*Given data*.
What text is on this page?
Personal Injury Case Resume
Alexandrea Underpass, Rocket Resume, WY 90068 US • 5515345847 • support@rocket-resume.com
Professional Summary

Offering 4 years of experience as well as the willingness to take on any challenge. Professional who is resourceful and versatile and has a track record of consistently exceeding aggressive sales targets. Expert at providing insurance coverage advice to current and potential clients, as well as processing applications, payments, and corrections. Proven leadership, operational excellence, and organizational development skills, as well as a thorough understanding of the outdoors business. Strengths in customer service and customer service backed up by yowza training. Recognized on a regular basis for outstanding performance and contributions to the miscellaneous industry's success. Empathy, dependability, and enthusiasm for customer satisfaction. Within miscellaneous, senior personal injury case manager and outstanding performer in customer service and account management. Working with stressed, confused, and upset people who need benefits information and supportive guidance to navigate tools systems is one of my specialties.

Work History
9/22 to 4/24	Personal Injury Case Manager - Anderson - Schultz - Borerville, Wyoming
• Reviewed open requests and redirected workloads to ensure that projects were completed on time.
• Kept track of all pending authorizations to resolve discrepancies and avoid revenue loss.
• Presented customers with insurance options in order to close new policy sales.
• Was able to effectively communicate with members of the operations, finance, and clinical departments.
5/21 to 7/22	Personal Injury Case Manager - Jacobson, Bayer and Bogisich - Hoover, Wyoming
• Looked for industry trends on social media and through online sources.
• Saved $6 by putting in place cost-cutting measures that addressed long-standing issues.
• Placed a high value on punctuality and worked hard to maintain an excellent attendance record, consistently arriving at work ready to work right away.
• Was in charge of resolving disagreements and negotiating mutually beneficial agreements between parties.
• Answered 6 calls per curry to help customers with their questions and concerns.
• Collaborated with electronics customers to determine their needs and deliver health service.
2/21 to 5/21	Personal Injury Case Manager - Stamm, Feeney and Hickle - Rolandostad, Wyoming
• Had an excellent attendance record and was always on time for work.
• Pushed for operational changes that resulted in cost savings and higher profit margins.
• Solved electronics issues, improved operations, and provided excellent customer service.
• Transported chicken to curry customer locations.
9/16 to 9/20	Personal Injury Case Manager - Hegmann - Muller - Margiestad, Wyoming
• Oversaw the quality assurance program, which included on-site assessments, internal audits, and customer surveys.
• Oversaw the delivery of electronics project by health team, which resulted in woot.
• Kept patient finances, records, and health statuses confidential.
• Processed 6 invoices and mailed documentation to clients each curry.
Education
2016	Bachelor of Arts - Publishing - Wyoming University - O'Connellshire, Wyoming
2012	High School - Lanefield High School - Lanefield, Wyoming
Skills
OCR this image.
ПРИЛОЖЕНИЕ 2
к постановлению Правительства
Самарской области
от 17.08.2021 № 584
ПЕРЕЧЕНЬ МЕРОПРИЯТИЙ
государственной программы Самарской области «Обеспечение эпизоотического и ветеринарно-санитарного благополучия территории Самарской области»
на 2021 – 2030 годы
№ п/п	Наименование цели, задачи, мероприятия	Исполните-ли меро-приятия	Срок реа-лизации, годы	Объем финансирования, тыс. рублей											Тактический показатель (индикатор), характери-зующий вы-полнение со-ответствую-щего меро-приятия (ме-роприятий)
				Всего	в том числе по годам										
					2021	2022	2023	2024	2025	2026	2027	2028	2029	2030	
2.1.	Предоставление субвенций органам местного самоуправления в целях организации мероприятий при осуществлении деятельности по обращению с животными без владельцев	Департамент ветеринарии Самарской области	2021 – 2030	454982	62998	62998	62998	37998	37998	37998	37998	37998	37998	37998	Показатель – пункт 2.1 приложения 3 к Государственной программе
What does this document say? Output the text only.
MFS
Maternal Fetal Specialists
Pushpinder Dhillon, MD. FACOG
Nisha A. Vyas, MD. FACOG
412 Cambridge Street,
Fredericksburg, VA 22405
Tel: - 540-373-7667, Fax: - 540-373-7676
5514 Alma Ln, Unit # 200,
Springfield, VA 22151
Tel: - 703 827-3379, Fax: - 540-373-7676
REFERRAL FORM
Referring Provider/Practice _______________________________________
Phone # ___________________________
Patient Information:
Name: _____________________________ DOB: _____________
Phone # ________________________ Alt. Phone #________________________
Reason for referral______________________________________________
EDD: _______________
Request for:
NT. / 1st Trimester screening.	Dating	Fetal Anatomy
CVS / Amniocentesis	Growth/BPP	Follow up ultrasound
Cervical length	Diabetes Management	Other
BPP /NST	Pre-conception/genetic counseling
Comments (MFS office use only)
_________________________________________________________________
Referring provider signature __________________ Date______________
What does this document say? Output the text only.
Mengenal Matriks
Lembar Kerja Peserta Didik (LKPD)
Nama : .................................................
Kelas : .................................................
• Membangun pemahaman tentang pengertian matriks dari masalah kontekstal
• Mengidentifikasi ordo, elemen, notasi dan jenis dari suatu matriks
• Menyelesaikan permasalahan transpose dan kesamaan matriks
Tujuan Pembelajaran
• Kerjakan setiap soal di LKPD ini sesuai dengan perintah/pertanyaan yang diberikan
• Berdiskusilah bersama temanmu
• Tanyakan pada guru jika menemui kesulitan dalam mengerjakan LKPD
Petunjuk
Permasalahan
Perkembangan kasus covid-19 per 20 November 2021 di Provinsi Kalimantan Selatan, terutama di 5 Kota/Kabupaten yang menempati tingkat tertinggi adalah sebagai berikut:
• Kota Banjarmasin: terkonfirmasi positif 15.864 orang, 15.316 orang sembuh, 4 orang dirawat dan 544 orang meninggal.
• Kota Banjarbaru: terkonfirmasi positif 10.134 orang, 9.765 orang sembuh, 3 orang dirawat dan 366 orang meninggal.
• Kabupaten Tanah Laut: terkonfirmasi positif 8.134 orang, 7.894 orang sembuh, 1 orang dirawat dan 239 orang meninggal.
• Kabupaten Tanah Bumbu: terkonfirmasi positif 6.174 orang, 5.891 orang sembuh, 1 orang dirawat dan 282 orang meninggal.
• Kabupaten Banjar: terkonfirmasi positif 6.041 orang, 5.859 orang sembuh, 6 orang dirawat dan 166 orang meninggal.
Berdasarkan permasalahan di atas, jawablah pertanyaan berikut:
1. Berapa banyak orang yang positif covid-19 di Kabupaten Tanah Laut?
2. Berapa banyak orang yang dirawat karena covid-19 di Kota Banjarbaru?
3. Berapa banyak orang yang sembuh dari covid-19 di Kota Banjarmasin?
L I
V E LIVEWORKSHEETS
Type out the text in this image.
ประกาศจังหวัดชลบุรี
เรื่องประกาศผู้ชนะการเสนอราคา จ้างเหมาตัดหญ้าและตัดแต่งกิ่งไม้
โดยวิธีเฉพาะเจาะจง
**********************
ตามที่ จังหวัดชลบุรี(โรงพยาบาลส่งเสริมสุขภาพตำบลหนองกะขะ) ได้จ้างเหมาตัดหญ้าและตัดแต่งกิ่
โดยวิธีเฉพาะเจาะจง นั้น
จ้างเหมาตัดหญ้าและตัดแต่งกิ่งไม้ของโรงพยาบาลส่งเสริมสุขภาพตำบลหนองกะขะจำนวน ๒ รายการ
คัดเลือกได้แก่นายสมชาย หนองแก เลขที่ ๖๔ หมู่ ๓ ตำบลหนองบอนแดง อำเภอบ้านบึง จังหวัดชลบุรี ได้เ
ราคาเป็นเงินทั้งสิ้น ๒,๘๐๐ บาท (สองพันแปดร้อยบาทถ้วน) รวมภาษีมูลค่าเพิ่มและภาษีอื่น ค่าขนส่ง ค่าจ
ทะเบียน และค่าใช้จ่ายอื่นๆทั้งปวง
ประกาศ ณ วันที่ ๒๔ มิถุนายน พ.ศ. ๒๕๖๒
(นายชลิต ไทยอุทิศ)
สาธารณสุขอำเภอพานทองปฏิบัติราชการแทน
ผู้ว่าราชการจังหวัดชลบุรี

*Problem description*.
Copy out the whole listing exactly; please set it all down.

*The solution*.
What text is on this page?
Personal Injury Case Resume
Alexandrea Underpass, Rocket Resume, WY 90068 US • 5515345847 • support@rocket-resume.com
Professional Summary

Offering 4 years of experience as well as the willingness to take on any challenge. Professional who is resourceful and versatile and has a track record of consistently exceeding aggressive sales targets. Expert at providing insurance coverage advice to current and potential clients, as well as processing applications, payments, and corrections. Proven leadership, operational excellence, and organizational development skills, as well as a thorough understanding of the outdoors business. Strengths in customer service and customer service backed up by yowza training. Recognized on a regular basis for outstanding performance and contributions to the miscellaneous industry's success. Empathy, dependability, and enthusiasm for customer satisfaction. Within miscellaneous, senior personal injury case manager and outstanding performer in customer service and account management. Working with stressed, confused, and upset people who need benefits information and supportive guidance to navigate tools systems is one of my specialties.

Work History
9/22 to 4/24	Personal Injury Case Manager - Anderson - Schultz - Borerville, Wyoming
• Reviewed open requests and redirected workloads to ensure that projects were completed on time.
• Kept track of all pending authorizations to resolve discrepancies and avoid revenue loss.
• Presented customers with insurance options in order to close new policy sales.
• Was able to effectively communicate with members of the operations, finance, and clinical departments.
5/21 to 7/22	Personal Injury Case Manager - Jacobson, Bayer and Bogisich - Hoover, Wyoming
• Looked for industry trends on social media and through online sources.
• Saved $6 by putting in place cost-cutting measures that addressed long-standing issues.
• Placed a high value on punctuality and worked hard to maintain an excellent attendance record, consistently arriving at work ready to work right away.
• Was in charge of resolving disagreements and negotiating mutually beneficial agreements between parties.
• Answered 6 calls per curry to help customers with their questions and concerns.
• Collaborated with electronics customers to determine their needs and deliver health service.
2/21 to 5/21	Personal Injury Case Manager - Stamm, Feeney and Hickle - Rolandostad, Wyoming
• Had an excellent attendance record and was always on time for work.
• Pushed for operational changes that resulted in cost savings and higher profit margins.
• Solved electronics issues, improved operations, and provided excellent customer service.
• Transported chicken to curry customer locations.
9/16 to 9/20	Personal Injury Case Manager - Hegmann - Muller - Margiestad, Wyoming
• Oversaw the quality assurance program, which included on-site assessments, internal audits, and customer surveys.
• Oversaw the delivery of electronics project by health team, which resulted in woot.
• Kept patient finances, records, and health statuses confidential.
• Processed 6 invoices and mailed documentation to clients each curry.
Education
2016	Bachelor of Arts - Publishing - Wyoming University - O'Connellshire, Wyoming
2012	High School - Lanefield High School - Lanefield, Wyoming
Skills
OCR this image.
ПРИЛОЖЕНИЕ 2
к постановлению Правительства
Самарской области
от 17.08.2021 № 584
ПЕРЕЧЕНЬ МЕРОПРИЯТИЙ
государственной программы Самарской области «Обеспечение эпизоотического и ветеринарно-санитарного благополучия территории Самарской области»
на 2021 – 2030 годы
№ п/п	Наименование цели, задачи, мероприятия	Исполните-ли меро-приятия	Срок реа-лизации, годы	Объем финансирования, тыс. рублей											Тактический показатель (индикатор), характери-зующий вы-полнение со-ответствую-щего меро-приятия (ме-роприятий)
				Всего	в том числе по годам										
					2021	2022	2023	2024	2025	2026	2027	2028	2029	2030	
2.1.	Предоставление субвенций органам местного самоуправления в целях организации мероприятий при осуществлении деятельности по обращению с животными без владельцев	Департамент ветеринарии Самарской области	2021 – 2030	454982	62998	62998	62998	37998	37998	37998	37998	37998	37998	37998	Показатель – пункт 2.1 приложения 3 к Государственной программе
What does this document say? Output the text only.
MFS
Maternal Fetal Specialists
Pushpinder Dhillon, MD. FACOG
Nisha A. Vyas, MD. FACOG
412 Cambridge Street,
Fredericksburg, VA 22405
Tel: - 540-373-7667, Fax: - 540-373-7676
5514 Alma Ln, Unit # 200,
Springfield, VA 22151
Tel: - 703 827-3379, Fax: - 540-373-7676
REFERRAL FORM
Referring Provider/Practice _______________________________________
Phone # ___________________________
Patient Information:
Name: _____________________________ DOB: _____________
Phone # ________________________ Alt. Phone #________________________
Reason for referral______________________________________________
EDD: _______________
Request for:
NT. / 1st Trimester screening.	Dating	Fetal Anatomy
CVS / Amniocentesis	Growth/BPP	Follow up ultrasound
Cervical length	Diabetes Management	Other
BPP /NST	Pre-conception/genetic counseling
Comments (MFS office use only)
_________________________________________________________________
Referring provider signature __________________ Date______________
What does this document say? Output the text only.
Mengenal Matriks
Lembar Kerja Peserta Didik (LKPD)
Nama : .................................................
Kelas : .................................................
• Membangun pemahaman tentang pengertian matriks dari masalah kontekstal
• Mengidentifikasi ordo, elemen, notasi dan jenis dari suatu matriks
• Menyelesaikan permasalahan transpose dan kesamaan matriks
Tujuan Pembelajaran
• Kerjakan setiap soal di LKPD ini sesuai dengan perintah/pertanyaan yang diberikan
• Berdiskusilah bersama temanmu
• Tanyakan pada guru jika menemui kesulitan dalam mengerjakan LKPD
Petunjuk
Permasalahan
Perkembangan kasus covid-19 per 20 November 2021 di Provinsi Kalimantan Selatan, terutama di 5 Kota/Kabupaten yang menempati tingkat tertinggi adalah sebagai berikut:
• Kota Banjarmasin: terkonfirmasi positif 15.864 orang, 15.316 orang sembuh, 4 orang dirawat dan 544 orang meninggal.
• Kota Banjarbaru: terkonfirmasi positif 10.134 orang, 9.765 orang sembuh, 3 orang dirawat dan 366 orang meninggal.
• Kabupaten Tanah Laut: terkonfirmasi positif 8.134 orang, 7.894 orang sembuh, 1 orang dirawat dan 239 orang meninggal.
• Kabupaten Tanah Bumbu: terkonfirmasi positif 6.174 orang, 5.891 orang sembuh, 1 orang dirawat dan 282 orang meninggal.
• Kabupaten Banjar: terkonfirmasi positif 6.041 orang, 5.859 orang sembuh, 6 orang dirawat dan 166 orang meninggal.
Berdasarkan permasalahan di atas, jawablah pertanyaan berikut:
1. Berapa banyak orang yang positif covid-19 di Kabupaten Tanah Laut?
2. Berapa banyak orang yang dirawat karena covid-19 di Kota Banjarbaru?
3. Berapa banyak orang yang sembuh dari covid-19 di Kota Banjarmasin?
L I
V E LIVEWORKSHEETS
Type out the text in this image.
ประกาศจังหวัดชลบุรี
เรื่องประกาศผู้ชนะการเสนอราคา จ้างเหมาตัดหญ้าและตัดแต่งกิ่งไม้
โดยวิธีเฉพาะเจาะจง
**********************
ตามที่ จังหวัดชลบุรี(โรงพยาบาลส่งเสริมสุขภาพตำบลหนองกะขะ) ได้จ้างเหมาตัดหญ้าและตัดแต่งกิ่
โดยวิธีเฉพาะเจาะจง นั้น
จ้างเหมาตัดหญ้าและตัดแต่งกิ่งไม้ของโรงพยาบาลส่งเสริมสุขภาพตำบลหนองกะขะจำนวน ๒ รายการ
คัดเลือกได้แก่นายสมชาย หนองแก เลขที่ ๖๔ หมู่ ๓ ตำบลหนองบอนแดง อำเภอบ้านบึง จังหวัดชลบุรี ได้เ
ราคาเป็นเงินทั้งสิ้น ๒,๘๐๐ บาท (สองพันแปดร้อยบาทถ้วน) รวมภาษีมูลค่าเพิ่มและภาษีอื่น ค่าขนส่ง ค่าจ
ทะเบียน และค่าใช้จ่ายอื่นๆทั้งปวง
ประกาศ ณ วันที่ ๒๔ มิถุนายน พ.ศ. ๒๕๖๒
(นายชลิต ไทยอุทิศ)
สาธารณสุขอำเภอพานทองปฏิบัติราชการแทน
ผู้ว่าราชการจังหวัดชลบุรี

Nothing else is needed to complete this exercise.